━━━ RAW DATA

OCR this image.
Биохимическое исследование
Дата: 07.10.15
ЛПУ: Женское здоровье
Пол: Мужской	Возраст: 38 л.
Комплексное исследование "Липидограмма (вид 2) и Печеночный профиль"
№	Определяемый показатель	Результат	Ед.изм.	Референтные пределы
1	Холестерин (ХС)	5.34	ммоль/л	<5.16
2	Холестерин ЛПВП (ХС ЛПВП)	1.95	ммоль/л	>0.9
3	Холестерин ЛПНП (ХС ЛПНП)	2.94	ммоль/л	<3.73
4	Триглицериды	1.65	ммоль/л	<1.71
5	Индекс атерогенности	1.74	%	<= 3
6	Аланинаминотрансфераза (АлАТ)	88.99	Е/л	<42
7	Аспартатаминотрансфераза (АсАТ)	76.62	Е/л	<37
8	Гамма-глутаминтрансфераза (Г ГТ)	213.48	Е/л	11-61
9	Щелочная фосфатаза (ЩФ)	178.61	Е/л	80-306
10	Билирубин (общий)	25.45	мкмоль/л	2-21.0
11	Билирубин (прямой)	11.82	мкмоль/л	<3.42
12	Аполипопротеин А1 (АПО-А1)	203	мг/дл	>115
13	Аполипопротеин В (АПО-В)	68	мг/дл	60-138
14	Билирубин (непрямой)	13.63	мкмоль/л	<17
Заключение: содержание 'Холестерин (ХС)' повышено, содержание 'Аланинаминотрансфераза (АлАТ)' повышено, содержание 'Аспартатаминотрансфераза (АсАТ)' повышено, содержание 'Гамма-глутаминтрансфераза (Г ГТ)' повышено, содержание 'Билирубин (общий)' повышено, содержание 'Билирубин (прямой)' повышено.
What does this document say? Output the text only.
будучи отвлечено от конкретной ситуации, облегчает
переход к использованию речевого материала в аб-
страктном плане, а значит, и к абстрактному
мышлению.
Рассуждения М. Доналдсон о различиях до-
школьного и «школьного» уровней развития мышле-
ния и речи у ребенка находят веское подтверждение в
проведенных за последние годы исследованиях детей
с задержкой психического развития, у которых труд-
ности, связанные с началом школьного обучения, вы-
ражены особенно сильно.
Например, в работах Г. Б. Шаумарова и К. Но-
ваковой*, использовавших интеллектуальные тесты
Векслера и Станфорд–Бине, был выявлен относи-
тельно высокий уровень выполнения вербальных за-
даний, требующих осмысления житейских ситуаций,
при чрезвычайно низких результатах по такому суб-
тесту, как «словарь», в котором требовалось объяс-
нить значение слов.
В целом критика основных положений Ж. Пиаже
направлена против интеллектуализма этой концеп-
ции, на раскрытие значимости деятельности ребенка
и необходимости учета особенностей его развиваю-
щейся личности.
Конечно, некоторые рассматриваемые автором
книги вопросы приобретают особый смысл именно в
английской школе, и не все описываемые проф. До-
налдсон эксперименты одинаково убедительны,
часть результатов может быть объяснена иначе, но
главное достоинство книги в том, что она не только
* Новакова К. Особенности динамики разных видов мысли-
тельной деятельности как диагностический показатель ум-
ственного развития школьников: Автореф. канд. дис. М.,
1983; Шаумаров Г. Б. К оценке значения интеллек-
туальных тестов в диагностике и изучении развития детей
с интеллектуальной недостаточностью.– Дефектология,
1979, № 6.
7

━━━━━━

Your answer should be a single number: the count of lines in the data that include the word "Гамма".

2